[Your objective] Rewrite all of the data below with every "x-tick-label" changed to "x-axis-tick", leaving everything else as it is.

——

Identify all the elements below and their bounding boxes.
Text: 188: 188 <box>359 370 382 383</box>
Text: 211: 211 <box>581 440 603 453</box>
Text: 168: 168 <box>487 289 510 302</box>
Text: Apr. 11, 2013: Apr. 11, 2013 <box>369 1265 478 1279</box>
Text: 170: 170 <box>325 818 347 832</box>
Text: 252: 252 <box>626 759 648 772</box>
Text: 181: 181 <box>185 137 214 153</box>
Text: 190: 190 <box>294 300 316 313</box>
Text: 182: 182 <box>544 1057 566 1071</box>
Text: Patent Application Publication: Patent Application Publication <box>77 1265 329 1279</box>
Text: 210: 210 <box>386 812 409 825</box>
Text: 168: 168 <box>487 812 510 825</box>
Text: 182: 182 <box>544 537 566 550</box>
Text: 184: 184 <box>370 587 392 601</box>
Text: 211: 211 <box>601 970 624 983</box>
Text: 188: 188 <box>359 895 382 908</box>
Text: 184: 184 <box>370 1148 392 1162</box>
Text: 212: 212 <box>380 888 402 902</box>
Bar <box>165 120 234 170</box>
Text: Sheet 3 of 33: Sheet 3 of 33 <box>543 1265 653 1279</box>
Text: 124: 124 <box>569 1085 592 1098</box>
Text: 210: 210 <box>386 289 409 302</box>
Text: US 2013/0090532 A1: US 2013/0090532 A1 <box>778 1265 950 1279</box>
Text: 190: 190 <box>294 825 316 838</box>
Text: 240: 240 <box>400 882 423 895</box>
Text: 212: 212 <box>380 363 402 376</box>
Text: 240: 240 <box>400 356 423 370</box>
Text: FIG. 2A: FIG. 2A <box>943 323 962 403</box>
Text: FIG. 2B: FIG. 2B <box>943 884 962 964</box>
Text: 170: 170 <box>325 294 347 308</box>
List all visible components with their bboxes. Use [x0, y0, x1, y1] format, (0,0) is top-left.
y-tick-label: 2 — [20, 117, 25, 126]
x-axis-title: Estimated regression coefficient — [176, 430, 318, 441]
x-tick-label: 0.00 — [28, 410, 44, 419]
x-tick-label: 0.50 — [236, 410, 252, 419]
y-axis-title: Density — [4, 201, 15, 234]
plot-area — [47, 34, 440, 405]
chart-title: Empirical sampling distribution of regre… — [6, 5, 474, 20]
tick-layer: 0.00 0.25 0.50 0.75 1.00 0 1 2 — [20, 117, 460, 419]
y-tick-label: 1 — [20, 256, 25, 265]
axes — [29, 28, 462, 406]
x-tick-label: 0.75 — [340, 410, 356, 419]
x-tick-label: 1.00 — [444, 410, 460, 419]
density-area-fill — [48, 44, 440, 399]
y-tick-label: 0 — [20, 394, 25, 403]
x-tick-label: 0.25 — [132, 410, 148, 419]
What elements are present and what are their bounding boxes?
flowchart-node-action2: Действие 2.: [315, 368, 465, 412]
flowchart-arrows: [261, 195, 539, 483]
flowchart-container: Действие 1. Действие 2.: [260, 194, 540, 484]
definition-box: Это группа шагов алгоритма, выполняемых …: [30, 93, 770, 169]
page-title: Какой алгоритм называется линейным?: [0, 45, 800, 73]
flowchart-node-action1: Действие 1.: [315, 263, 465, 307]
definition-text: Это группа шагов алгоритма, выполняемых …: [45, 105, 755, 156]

——

[Exercise output]
Identify all the elements below and their bounding boxes.
Text: 188: 188 <box>359 370 382 383</box>
Text: 211: 211 <box>581 440 603 453</box>
Text: 168: 168 <box>487 289 510 302</box>
Text: Apr. 11, 2013: Apr. 11, 2013 <box>369 1265 478 1279</box>
Text: 170: 170 <box>325 818 347 832</box>
Text: 252: 252 <box>626 759 648 772</box>
Text: 181: 181 <box>185 137 214 153</box>
Text: 190: 190 <box>294 300 316 313</box>
Text: 182: 182 <box>544 1057 566 1071</box>
Text: Patent Application Publication: Patent Application Publication <box>77 1265 329 1279</box>
Text: 210: 210 <box>386 812 409 825</box>
Text: 168: 168 <box>487 812 510 825</box>
Text: 182: 182 <box>544 537 566 550</box>
Text: 184: 184 <box>370 587 392 601</box>
Text: 211: 211 <box>601 970 624 983</box>
Text: 188: 188 <box>359 895 382 908</box>
Text: 184: 184 <box>370 1148 392 1162</box>
Text: 212: 212 <box>380 888 402 902</box>
Bar <box>165 120 234 170</box>
Text: Sheet 3 of 33: Sheet 3 of 33 <box>543 1265 653 1279</box>
Text: 124: 124 <box>569 1085 592 1098</box>
Text: 210: 210 <box>386 289 409 302</box>
Text: US 2013/0090532 A1: US 2013/0090532 A1 <box>778 1265 950 1279</box>
Text: 190: 190 <box>294 825 316 838</box>
Text: 240: 240 <box>400 882 423 895</box>
Text: 212: 212 <box>380 363 402 376</box>
Text: 240: 240 <box>400 356 423 370</box>
Text: FIG. 2A: FIG. 2A <box>943 323 962 403</box>
Text: FIG. 2B: FIG. 2B <box>943 884 962 964</box>
Text: 170: 170 <box>325 294 347 308</box>
List all visible components with their bboxes. Use [x0, y0, x1, y1] format, (0,0) is top-left.
y-tick-label: 2 — [20, 117, 25, 126]
x-axis-title: Estimated regression coefficient — [176, 430, 318, 441]
x-axis-tick: 0.00 — [28, 410, 44, 419]
x-axis-tick: 0.50 — [236, 410, 252, 419]
y-axis-title: Density — [4, 201, 15, 234]
plot-area — [47, 34, 440, 405]
chart-title: Empirical sampling distribution of regre… — [6, 5, 474, 20]
tick-layer: 0.00 0.25 0.50 0.75 1.00 0 1 2 — [20, 117, 460, 419]
y-tick-label: 1 — [20, 256, 25, 265]
axes — [29, 28, 462, 406]
x-axis-tick: 0.75 — [340, 410, 356, 419]
x-axis-tick: 1.00 — [444, 410, 460, 419]
density-area-fill — [48, 44, 440, 399]
y-tick-label: 0 — [20, 394, 25, 403]
x-axis-tick: 0.25 — [132, 410, 148, 419]
What elements are present and what are their bounding boxes?
flowchart-node-action2: Действие 2.: [315, 368, 465, 412]
flowchart-arrows: [261, 195, 539, 483]
flowchart-container: Действие 1. Действие 2.: [260, 194, 540, 484]
definition-box: Это группа шагов алгоритма, выполняемых …: [30, 93, 770, 169]
page-title: Какой алгоритм называется линейным?: [0, 45, 800, 73]
flowchart-node-action1: Действие 1.: [315, 263, 465, 307]
definition-text: Это группа шагов алгоритма, выполняемых …: [45, 105, 755, 156]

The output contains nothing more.